From the listing below, pull out every line where the string "village" appears.

### PROVIDED DATA

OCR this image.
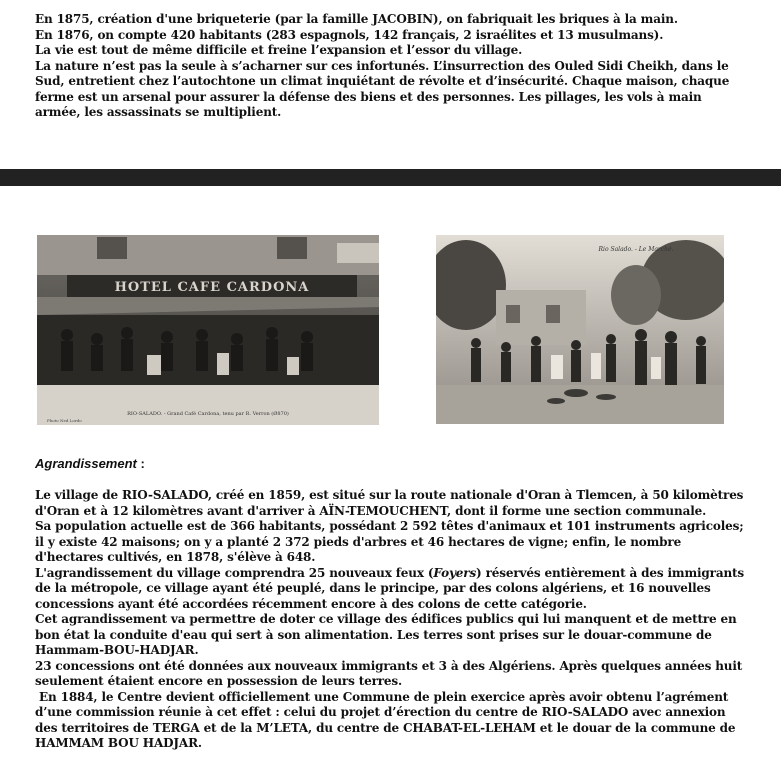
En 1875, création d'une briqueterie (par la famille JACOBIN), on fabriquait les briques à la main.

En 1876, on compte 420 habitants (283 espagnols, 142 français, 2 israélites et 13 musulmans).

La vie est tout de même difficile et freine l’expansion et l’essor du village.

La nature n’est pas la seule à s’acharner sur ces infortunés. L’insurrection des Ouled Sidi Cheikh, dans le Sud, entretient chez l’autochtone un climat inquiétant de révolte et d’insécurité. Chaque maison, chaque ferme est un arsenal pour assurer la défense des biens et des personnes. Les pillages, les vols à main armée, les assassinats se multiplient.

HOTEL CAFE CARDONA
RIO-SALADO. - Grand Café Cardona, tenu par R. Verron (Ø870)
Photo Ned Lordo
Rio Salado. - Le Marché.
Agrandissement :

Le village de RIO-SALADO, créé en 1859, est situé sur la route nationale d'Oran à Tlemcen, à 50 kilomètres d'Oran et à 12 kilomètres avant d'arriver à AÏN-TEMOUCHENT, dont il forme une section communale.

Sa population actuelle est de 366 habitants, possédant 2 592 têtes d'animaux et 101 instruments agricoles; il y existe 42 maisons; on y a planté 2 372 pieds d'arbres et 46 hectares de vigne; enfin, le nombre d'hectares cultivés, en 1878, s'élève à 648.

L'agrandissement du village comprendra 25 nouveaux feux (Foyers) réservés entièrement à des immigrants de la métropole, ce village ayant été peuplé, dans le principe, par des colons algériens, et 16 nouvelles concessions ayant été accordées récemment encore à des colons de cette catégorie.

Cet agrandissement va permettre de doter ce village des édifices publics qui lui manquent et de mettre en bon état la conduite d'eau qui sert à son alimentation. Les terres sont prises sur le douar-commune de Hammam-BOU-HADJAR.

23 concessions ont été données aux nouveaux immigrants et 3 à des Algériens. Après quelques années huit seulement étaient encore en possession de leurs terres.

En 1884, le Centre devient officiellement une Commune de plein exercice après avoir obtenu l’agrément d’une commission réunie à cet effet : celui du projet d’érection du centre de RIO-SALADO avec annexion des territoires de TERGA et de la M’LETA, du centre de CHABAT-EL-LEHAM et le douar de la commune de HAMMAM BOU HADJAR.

######
### PROVIDED DATA

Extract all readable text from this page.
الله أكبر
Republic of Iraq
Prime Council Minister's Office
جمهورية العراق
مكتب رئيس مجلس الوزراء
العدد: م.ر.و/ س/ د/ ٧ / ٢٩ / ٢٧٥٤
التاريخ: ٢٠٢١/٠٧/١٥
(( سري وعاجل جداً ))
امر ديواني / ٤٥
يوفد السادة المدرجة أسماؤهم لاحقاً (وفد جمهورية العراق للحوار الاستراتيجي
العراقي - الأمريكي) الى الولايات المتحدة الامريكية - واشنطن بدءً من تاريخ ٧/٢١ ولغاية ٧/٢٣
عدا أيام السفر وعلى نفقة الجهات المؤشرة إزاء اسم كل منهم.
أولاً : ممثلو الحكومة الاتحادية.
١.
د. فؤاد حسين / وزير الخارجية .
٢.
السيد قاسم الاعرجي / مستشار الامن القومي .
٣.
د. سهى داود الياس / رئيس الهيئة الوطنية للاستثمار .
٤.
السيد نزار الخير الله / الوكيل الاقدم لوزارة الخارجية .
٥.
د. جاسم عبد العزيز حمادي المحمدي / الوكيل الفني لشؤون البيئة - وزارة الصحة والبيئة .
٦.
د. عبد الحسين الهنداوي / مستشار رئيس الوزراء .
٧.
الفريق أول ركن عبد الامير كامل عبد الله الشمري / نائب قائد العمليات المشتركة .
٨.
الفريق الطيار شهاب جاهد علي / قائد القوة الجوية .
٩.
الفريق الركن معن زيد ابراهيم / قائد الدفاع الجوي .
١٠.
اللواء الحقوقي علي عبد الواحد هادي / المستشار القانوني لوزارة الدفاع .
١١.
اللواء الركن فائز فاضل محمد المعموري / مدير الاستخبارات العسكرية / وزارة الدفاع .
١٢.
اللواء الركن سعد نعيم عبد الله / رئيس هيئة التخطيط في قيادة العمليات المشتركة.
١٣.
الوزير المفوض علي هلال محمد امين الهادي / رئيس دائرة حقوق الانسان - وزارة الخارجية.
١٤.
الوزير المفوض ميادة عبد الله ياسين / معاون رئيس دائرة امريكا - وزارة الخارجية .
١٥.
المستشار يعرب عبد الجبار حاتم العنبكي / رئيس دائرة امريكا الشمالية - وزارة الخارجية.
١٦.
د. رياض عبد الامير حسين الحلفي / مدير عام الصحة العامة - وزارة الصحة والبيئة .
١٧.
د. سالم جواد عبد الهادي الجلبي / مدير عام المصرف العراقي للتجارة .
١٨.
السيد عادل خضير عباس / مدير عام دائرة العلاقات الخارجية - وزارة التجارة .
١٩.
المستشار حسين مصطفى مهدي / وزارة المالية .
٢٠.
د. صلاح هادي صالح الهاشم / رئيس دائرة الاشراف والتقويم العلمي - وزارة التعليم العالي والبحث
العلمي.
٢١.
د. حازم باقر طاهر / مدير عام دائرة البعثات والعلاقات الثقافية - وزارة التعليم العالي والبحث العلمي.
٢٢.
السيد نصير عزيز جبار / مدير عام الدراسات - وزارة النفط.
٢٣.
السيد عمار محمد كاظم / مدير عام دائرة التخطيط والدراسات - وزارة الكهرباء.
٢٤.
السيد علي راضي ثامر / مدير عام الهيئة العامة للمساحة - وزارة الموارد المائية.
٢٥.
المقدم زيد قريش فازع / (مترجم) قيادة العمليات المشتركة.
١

######

**THE COMPLETED TASK:**
La vie est tout de même difficile et freine l’expansion et l’essor du village.
Le village de RIO-SALADO, créé en 1859, est situé sur la route nationale d'Oran à Tlemcen, à 50 kilomètres d'Oran et à 12 kilomètres avant d'arriver à AÏN-TEMOUCHENT, dont il forme une section communale.
L'agrandissement du village comprendra 25 nouveaux feux (Foyers) réservés entièrement à des immigrants de la métropole, ce village ayant été peuplé, dans le principe, par des colons algériens, et 16 nouvelles concessions ayant été accordées récemment encore à des colons de cette catégorie.
Cet agrandissement va permettre de doter ce village des édifices publics qui lui manquent et de mettre en bon état la conduite d'eau qui sert à son alimentation. Les terres sont prises sur le douar-commune de Hammam-BOU-HADJAR.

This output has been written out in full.